:: Work to do ::
Transcribe every one of the following entries line by line, keeping each character unchanged.

============

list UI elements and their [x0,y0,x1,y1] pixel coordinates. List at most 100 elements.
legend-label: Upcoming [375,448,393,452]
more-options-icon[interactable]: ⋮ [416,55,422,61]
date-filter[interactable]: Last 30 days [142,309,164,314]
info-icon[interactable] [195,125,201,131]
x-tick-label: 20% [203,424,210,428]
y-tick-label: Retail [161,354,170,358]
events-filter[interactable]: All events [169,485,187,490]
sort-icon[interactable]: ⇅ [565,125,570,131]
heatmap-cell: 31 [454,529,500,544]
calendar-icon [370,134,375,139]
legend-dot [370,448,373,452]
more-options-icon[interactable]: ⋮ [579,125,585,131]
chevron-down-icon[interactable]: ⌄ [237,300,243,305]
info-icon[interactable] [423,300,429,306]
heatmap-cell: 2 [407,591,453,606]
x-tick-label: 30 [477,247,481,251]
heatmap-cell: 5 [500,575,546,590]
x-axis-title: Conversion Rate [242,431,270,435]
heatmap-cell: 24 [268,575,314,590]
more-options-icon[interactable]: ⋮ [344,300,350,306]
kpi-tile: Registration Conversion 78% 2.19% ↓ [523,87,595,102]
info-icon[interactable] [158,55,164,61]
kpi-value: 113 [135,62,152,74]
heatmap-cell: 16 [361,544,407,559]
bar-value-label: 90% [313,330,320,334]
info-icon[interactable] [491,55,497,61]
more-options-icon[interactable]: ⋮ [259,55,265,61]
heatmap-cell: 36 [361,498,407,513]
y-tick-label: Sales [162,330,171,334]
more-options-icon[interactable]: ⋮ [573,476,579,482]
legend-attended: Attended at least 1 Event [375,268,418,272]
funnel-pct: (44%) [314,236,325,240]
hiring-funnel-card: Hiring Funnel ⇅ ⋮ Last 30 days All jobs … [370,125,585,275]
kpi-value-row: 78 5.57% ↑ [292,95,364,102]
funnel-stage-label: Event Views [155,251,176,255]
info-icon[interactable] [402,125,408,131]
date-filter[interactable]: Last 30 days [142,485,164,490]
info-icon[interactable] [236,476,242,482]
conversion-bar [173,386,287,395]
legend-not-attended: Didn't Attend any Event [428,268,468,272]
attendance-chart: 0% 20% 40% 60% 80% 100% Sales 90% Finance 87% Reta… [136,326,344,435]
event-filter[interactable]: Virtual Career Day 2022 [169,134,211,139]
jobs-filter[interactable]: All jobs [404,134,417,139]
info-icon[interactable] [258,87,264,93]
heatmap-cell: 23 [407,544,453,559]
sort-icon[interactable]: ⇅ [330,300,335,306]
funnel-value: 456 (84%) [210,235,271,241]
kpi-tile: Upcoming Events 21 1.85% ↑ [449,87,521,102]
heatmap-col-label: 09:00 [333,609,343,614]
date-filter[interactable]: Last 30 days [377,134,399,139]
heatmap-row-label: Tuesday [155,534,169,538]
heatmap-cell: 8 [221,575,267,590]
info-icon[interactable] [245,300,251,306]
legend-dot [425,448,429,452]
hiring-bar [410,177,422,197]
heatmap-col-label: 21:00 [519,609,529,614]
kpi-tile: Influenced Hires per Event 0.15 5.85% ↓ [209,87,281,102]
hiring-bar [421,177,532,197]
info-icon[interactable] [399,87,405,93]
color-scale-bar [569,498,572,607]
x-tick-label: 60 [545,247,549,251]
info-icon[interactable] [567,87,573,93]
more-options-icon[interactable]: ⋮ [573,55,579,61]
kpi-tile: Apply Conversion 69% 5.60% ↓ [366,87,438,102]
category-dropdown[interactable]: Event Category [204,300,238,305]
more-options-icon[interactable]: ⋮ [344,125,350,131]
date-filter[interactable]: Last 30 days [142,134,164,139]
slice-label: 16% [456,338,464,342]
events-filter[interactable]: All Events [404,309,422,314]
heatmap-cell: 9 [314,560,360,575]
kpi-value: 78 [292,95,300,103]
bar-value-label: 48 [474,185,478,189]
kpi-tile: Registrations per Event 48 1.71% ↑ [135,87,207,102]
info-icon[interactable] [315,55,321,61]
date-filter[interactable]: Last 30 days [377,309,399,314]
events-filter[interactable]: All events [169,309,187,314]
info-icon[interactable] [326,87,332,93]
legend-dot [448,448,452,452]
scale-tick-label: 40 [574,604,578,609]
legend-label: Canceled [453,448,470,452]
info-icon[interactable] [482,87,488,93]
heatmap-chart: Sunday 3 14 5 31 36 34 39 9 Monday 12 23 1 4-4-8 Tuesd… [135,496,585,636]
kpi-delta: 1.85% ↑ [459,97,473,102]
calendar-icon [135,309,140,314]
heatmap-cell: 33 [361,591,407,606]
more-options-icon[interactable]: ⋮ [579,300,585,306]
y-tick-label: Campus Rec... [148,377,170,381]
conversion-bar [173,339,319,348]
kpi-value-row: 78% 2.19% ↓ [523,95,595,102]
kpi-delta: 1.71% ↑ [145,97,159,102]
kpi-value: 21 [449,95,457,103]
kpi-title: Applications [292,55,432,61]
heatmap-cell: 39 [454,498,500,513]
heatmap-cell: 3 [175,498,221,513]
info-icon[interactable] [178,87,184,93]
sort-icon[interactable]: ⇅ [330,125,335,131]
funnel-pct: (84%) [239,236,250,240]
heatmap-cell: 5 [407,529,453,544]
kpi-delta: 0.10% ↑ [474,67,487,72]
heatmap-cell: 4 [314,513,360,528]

============

:: Answer to the problem ::
list UI elements and their [x0,y0,x1,y1] pixel coordinates. List at most 100 elements.
legend-label: Upcoming [375,448,393,452]
more-options-icon[interactable]: ⋮ [416,55,422,61]
date-filter[interactable]: Last 30 days [142,309,164,314]
info-icon[interactable] [195,125,201,131]
x-tick-label: 20% [203,424,210,428]
y-tick-label: Retail [161,354,170,358]
events-filter[interactable]: All events [169,485,187,490]
sort-icon[interactable]: ⇅ [565,125,570,131]
heatmap-cell: 31 [454,529,500,544]
calendar-icon [370,134,375,139]
legend-dot [370,448,373,452]
more-options-icon[interactable]: ⋮ [579,125,585,131]
chevron-down-icon[interactable]: ⌄ [237,300,243,305]
info-icon[interactable] [423,300,429,306]
heatmap-cell: 2 [407,591,453,606]
x-tick-label: 30 [477,247,481,251]
heatmap-cell: 5 [500,575,546,590]
x-axis-title: Conversion Rate [242,431,270,435]
heatmap-cell: 24 [268,575,314,590]
more-options-icon[interactable]: ⋮ [344,300,350,306]
kpi-tile: Registration Conversion 78% 2.19% ↓ [523,87,595,102]
info-icon[interactable] [158,55,164,61]
kpi-value: 113 [135,62,152,74]
heatmap-cell: 16 [361,544,407,559]
bar-value-label: 90% [313,330,320,334]
info-icon[interactable] [491,55,497,61]
more-options-icon[interactable]: ⋮ [259,55,265,61]
heatmap-cell: 36 [361,498,407,513]
y-tick-label: Sales [162,330,171,334]
more-options-icon[interactable]: ⋮ [573,476,579,482]
legend-attended: Attended at least 1 Event [375,268,418,272]
funnel-pct: (44%) [314,236,325,240]
hiring-funnel-card: Hiring Funnel ⇅ ⋮ Last 30 days All jobs … [370,125,585,275]
kpi-value-row: 78 5.57% ↑ [292,95,364,102]
funnel-stage-label: Event Views [155,251,176,255]
info-icon[interactable] [402,125,408,131]
date-filter[interactable]: Last 30 days [142,485,164,490]
info-icon[interactable] [236,476,242,482]
conversion-bar [173,386,287,395]
legend-not-attended: Didn't Attend any Event [428,268,468,272]
attendance-chart: 0% 20% 40% 60% 80% 100% Sales 90% Finance 87% Reta… [136,326,344,435]
event-filter[interactable]: Virtual Career Day 2022 [169,134,211,139]
jobs-filter[interactable]: All jobs [404,134,417,139]
info-icon[interactable] [258,87,264,93]
heatmap-cell: 23 [407,544,453,559]
sort-icon[interactable]: ⇅ [330,300,335,306]
funnel-value: 456 (84%) [210,235,271,241]
kpi-tile: Upcoming Events 21 1.85% ↑ [449,87,521,102]
heatmap-col-label: 09:00 [333,609,343,614]
date-filter[interactable]: Last 30 days [377,134,399,139]
heatmap-row-label: Tuesday [155,534,169,538]
heatmap-cell: 8 [221,575,267,590]
info-icon[interactable] [245,300,251,306]
legend-dot [425,448,429,452]
hiring-bar [410,177,422,197]
heatmap-col-label: 21:00 [519,609,529,614]
kpi-tile: Influenced Hires per Event 0.15 5.85% ↓ [209,87,281,102]
hiring-bar [421,177,532,197]
info-icon[interactable] [399,87,405,93]
color-scale-bar [569,498,572,607]
x-tick-label: 60 [545,247,549,251]
info-icon[interactable] [567,87,573,93]
more-options-icon[interactable]: ⋮ [573,55,579,61]
kpi-tile: Apply Conversion 69% 5.60% ↓ [366,87,438,102]
category-dropdown[interactable]: Event Category [204,300,238,305]
more-options-icon[interactable]: ⋮ [344,125,350,131]
date-filter[interactable]: Last 30 days [142,134,164,139]
slice-label: 16% [456,338,464,342]
events-filter[interactable]: All Events [404,309,422,314]
heatmap-cell: 9 [314,560,360,575]
kpi-value: 78 [292,95,300,103]
bar-value-label: 48 [474,185,478,189]
kpi-tile: Registrations per Event 48 1.71% ↑ [135,87,207,102]
info-icon[interactable] [315,55,321,61]
date-filter[interactable]: Last 30 days [377,309,399,314]
events-filter[interactable]: All events [169,309,187,314]
info-icon[interactable] [326,87,332,93]
legend-dot [448,448,452,452]
scale-tick-label: 40 [574,604,578,609]
legend-label: Canceled [453,448,470,452]
info-icon[interactable] [482,87,488,93]
heatmap-chart: Sunday 3 14 5 31 36 34 39 9 Monday 12 23 1 4-4-8 Tuesd… [135,496,585,636]
kpi-delta: 1.85% ↑ [459,97,473,102]
calendar-icon [135,309,140,314]
heatmap-cell: 33 [361,591,407,606]
more-options-icon[interactable]: ⋮ [579,300,585,306]
y-tick-label: Campus Rec... [148,377,170,381]
conversion-bar [173,339,319,348]
kpi-value-row: 78% 2.19% ↓ [523,95,595,102]
kpi-delta: 1.71% ↑ [145,97,159,102]
kpi-value: 21 [449,95,457,103]
kpi-title: Applications [292,55,432,61]
heatmap-cell: 39 [454,498,500,513]
heatmap-cell: 3 [175,498,221,513]
info-icon[interactable] [178,87,184,93]
sort-icon[interactable]: ⇅ [330,125,335,131]
funnel-pct: (84%) [239,236,250,240]
heatmap-cell: 5 [407,529,453,544]
kpi-delta: 0.10% ↑ [474,67,487,72]
heatmap-cell: 4 [314,513,360,528]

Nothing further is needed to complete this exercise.